** Begin RECORD SET **

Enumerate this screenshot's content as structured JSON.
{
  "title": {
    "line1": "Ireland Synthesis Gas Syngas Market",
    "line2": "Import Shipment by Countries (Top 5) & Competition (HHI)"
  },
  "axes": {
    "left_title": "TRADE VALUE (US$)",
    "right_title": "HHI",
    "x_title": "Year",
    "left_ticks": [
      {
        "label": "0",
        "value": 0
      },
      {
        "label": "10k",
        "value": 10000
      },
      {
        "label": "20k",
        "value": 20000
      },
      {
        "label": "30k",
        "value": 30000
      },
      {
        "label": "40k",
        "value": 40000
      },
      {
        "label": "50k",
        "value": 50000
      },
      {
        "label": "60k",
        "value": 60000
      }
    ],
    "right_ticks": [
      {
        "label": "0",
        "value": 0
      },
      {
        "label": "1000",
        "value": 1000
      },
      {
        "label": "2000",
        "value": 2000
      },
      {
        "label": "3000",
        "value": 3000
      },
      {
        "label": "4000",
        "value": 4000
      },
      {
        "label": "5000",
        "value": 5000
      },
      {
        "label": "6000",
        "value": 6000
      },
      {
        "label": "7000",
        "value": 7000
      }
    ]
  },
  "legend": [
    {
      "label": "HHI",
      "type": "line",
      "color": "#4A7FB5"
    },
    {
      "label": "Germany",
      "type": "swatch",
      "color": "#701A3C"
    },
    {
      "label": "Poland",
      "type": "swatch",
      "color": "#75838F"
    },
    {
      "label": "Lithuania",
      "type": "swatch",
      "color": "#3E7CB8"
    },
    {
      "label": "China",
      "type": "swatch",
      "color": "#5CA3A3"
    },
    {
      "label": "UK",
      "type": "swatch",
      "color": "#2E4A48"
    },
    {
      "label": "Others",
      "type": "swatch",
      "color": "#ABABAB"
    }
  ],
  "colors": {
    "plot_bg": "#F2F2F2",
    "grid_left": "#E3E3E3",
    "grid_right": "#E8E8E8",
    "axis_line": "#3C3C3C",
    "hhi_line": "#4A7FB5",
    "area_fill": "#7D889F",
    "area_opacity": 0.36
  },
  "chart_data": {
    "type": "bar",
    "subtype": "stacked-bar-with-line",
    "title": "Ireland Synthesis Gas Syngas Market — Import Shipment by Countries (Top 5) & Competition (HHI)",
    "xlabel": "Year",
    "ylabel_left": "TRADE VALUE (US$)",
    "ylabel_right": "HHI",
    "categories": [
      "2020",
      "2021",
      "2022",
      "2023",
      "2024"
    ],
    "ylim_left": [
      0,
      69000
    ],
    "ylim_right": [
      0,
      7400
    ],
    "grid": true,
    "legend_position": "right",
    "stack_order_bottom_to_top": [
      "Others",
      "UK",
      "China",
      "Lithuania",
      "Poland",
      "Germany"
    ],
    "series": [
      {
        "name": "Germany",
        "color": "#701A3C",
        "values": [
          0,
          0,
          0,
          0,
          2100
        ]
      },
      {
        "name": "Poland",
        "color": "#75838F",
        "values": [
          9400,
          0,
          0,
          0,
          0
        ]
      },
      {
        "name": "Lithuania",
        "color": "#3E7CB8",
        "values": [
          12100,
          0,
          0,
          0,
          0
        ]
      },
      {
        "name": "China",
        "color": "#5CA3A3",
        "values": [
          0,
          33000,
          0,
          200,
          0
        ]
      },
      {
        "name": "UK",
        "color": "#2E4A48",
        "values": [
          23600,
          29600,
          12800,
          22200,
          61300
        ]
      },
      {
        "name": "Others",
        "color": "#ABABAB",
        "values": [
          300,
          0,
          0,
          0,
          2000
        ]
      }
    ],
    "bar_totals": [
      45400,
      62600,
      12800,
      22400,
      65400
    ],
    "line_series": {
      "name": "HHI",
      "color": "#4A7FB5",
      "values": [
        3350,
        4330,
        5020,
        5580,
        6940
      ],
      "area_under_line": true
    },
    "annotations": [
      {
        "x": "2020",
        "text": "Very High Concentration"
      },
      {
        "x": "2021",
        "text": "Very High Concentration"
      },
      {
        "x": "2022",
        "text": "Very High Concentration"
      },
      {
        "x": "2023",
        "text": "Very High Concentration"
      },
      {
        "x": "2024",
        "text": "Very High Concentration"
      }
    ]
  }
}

** End RECORD SET **

— WHAT TO DO —
Select, from the listing, all lines that include the word "Lithuania".

— ANSWER IN FULL —
      "label": "Lithuania",
      "Lithuania",
        "name": "Lithuania",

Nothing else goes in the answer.